» **ANGEGEBENES ZIEL**: Gib bitte alle Zeilen der folgenden Einträge als JSON-Liste von Strings aus, je Zeile ein String und ohne Leerzeilen.
● ● ●
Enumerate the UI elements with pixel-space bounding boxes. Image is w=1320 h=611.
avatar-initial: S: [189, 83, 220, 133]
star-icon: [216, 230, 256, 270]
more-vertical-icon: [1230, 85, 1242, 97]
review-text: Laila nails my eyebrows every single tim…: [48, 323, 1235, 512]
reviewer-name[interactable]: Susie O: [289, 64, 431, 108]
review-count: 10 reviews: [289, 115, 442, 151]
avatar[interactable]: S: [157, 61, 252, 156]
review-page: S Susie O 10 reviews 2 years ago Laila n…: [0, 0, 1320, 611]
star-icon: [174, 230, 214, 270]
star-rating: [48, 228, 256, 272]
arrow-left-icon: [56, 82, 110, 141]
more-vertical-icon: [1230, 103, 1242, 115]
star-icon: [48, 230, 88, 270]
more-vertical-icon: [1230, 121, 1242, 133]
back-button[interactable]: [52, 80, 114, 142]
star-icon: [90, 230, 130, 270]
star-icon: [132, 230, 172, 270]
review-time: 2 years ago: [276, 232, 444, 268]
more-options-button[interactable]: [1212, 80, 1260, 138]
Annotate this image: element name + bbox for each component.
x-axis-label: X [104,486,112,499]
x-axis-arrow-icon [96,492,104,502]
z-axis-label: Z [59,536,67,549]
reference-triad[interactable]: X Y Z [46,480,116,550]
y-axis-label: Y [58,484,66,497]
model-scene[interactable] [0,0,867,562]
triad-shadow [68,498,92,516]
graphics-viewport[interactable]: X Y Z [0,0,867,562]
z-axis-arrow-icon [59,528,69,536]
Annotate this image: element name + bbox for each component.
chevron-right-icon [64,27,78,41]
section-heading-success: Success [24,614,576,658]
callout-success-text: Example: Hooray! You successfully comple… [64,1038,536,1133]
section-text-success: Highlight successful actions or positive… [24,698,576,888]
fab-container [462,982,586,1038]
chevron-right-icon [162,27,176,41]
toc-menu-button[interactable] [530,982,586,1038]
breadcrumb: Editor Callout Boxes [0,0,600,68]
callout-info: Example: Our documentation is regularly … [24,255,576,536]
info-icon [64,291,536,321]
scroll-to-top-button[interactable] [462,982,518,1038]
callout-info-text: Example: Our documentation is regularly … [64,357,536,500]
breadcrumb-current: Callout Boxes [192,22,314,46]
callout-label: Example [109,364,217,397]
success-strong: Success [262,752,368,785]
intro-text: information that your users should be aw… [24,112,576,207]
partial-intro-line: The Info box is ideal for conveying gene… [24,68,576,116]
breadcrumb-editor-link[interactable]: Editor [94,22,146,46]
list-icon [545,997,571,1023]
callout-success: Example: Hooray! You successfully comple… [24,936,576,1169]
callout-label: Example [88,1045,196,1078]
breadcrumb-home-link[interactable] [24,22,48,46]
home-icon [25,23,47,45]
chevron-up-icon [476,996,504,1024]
● ● ●
» **VOLLSTÄNDIGE AUSGABE**:
[
  "Enumerate the UI elements with pixel-space bounding boxes. Image is w=1320 h=611.",
  "avatar-initial: S: [189, 83, 220, 133]",
  "star-icon: [216, 230, 256, 270]",
  "more-vertical-icon: [1230, 85, 1242, 97]",
  "review-text: Laila nails my eyebrows every single tim…: [48, 323, 1235, 512]",
  "reviewer-name[interactable]: Susie O: [289, 64, 431, 108]",
  "review-count: 10 reviews: [289, 115, 442, 151]",
  "avatar[interactable]: S: [157, 61, 252, 156]",
  "review-page: S Susie O 10 reviews 2 years ago Laila n…: [0, 0, 1320, 611]",
  "star-icon: [174, 230, 214, 270]",
  "star-rating: [48, 228, 256, 272]",
  "arrow-left-icon: [56, 82, 110, 141]",
  "more-vertical-icon: [1230, 103, 1242, 115]",
  "star-icon: [48, 230, 88, 270]",
  "more-vertical-icon: [1230, 121, 1242, 133]",
  "back-button[interactable]: [52, 80, 114, 142]",
  "star-icon: [90, 230, 130, 270]",
  "star-icon: [132, 230, 172, 270]",
  "review-time: 2 years ago: [276, 232, 444, 268]",
  "more-options-button[interactable]: [1212, 80, 1260, 138]",
  "Annotate this image: element name + bbox for each component.",
  "x-axis-label: X [104,486,112,499]",
  "x-axis-arrow-icon [96,492,104,502]",
  "z-axis-label: Z [59,536,67,549]",
  "reference-triad[interactable]: X Y Z [46,480,116,550]",
  "y-axis-label: Y [58,484,66,497]",
  "model-scene[interactable] [0,0,867,562]",
  "triad-shadow [68,498,92,516]",
  "graphics-viewport[interactable]: X Y Z [0,0,867,562]",
  "z-axis-arrow-icon [59,528,69,536]",
  "Annotate this image: element name + bbox for each component.",
  "chevron-right-icon [64,27,78,41]",
  "section-heading-success: Success [24,614,576,658]",
  "callout-success-text: Example: Hooray! You successfully comple… [64,1038,536,1133]",
  "section-text-success: Highlight successful actions or positive… [24,698,576,888]",
  "fab-container [462,982,586,1038]",
  "chevron-right-icon [162,27,176,41]",
  "toc-menu-button[interactable] [530,982,586,1038]",
  "breadcrumb: Editor Callout Boxes [0,0,600,68]",
  "callout-info: Example: Our documentation is regularly … [24,255,576,536]",
  "info-icon [64,291,536,321]",
  "scroll-to-top-button[interactable] [462,982,518,1038]",
  "callout-info-text: Example: Our documentation is regularly … [64,357,536,500]",
  "breadcrumb-current: Callout Boxes [192,22,314,46]",
  "callout-label: Example [109,364,217,397]",
  "success-strong: Success [262,752,368,785]",
  "intro-text: information that your users should be aw… [24,112,576,207]",
  "partial-intro-line: The Info box is ideal for conveying gene… [24,68,576,116]",
  "breadcrumb-editor-link[interactable]: Editor [94,22,146,46]",
  "list-icon [545,997,571,1023]",
  "callout-success: Example: Hooray! You successfully comple… [24,936,576,1169]",
  "callout-label: Example [88,1045,196,1078]",
  "breadcrumb-home-link[interactable] [24,22,48,46]",
  "home-icon [25,23,47,45]",
  "chevron-up-icon [476,996,504,1024]"
]